§ STATED PROBLEM:
Restate, word for word, every line of the data.

§ TASK DATA:
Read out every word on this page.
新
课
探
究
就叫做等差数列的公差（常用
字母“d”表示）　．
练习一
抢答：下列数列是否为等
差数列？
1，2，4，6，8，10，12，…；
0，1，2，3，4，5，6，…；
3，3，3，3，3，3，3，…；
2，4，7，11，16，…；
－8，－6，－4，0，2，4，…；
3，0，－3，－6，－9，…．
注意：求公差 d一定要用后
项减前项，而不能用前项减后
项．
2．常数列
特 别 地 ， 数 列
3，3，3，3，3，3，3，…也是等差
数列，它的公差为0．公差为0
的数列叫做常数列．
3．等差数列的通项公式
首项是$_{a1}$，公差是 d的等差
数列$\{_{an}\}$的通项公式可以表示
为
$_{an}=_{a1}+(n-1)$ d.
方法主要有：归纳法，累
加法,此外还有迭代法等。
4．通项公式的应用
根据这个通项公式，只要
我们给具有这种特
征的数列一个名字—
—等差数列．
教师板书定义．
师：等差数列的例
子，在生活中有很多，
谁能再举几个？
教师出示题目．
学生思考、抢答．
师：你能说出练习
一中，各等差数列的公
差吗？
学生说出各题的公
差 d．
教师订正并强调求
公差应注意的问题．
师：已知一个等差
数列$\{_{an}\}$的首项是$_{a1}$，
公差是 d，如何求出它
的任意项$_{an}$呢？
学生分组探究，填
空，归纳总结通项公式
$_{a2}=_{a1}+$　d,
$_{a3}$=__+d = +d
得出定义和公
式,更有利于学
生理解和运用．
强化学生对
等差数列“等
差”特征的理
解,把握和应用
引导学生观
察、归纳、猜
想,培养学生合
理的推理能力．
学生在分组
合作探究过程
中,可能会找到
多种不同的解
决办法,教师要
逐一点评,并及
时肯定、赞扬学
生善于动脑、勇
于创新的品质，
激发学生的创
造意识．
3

§ FINAL RESULT:
Read out every word on this page.
新
课
探
究
就叫做等差数列的公差（常用
字母“d”表示）　．
练习一
抢答：下列数列是否为等
差数列？
1，2，4，6，8，10，12，…；
0，1，2，3，4，5，6，…；
3，3，3，3，3，3，3，…；
2，4，7，11，16，…；
－8，－6，－4，0，2，4，…；
3，0，－3，－6，－9，…．
注意：求公差 d一定要用后
项减前项，而不能用前项减后
项．
2．常数列
特 别 地 ， 数 列
3，3，3，3，3，3，3，…也是等差
数列，它的公差为0．公差为0
的数列叫做常数列．
3．等差数列的通项公式
首项是$_{a1}$，公差是 d的等差
数列$\{_{an}\}$的通项公式可以表示
为
$_{an}=_{a1}+(n-1)$ d.
方法主要有：归纳法，累
加法,此外还有迭代法等。
4．通项公式的应用
根据这个通项公式，只要
我们给具有这种特
征的数列一个名字—
—等差数列．
教师板书定义．
师：等差数列的例
子，在生活中有很多，
谁能再举几个？
教师出示题目．
学生思考、抢答．
师：你能说出练习
一中，各等差数列的公
差吗？
学生说出各题的公
差 d．
教师订正并强调求
公差应注意的问题．
师：已知一个等差
数列$\{_{an}\}$的首项是$_{a1}$，
公差是 d，如何求出它
的任意项$_{an}$呢？
学生分组探究，填
空，归纳总结通项公式
$_{a2}=_{a1}+$　d,
$_{a3}$=__+d = +d
得出定义和公
式,更有利于学
生理解和运用．
强化学生对
等差数列“等
差”特征的理
解,把握和应用
引导学生观
察、归纳、猜
想,培养学生合
理的推理能力．
学生在分组
合作探究过程
中,可能会找到
多种不同的解
决办法,教师要
逐一点评,并及
时肯定、赞扬学
生善于动脑、勇
于创新的品质，
激发学生的创
造意识．
3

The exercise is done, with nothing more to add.